→ WHAT TO DO: Of all the lines in the data below, how many contain "Правительство"? Report that number alone.

→ EXERCISE MATERIALS:
——————————

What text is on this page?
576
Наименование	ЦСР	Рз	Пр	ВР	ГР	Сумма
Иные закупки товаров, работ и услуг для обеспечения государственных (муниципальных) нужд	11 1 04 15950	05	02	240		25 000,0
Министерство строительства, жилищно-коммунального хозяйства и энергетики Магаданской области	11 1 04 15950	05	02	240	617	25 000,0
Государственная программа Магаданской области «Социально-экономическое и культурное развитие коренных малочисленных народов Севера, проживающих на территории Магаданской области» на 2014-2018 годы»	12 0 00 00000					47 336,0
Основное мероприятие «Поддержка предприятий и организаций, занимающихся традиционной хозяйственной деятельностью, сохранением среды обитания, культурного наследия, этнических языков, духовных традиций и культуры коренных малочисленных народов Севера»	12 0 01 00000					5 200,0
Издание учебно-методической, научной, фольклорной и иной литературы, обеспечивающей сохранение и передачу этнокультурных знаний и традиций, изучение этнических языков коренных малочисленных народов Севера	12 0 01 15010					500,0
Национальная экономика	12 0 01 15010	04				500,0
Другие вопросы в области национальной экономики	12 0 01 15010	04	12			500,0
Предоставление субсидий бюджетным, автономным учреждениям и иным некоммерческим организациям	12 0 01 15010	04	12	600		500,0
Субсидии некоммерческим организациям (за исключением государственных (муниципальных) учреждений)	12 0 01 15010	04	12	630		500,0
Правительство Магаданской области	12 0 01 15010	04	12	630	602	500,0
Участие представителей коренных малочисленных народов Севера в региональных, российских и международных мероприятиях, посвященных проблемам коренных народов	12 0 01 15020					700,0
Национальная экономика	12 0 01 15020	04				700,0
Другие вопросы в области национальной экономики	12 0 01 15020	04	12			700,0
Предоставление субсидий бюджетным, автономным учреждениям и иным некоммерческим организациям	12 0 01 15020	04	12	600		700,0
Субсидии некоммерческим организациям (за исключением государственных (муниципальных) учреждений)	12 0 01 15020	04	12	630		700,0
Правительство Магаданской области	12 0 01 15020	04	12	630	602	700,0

——————————

→ SOLUTION FOR THIS EXERCISE: 2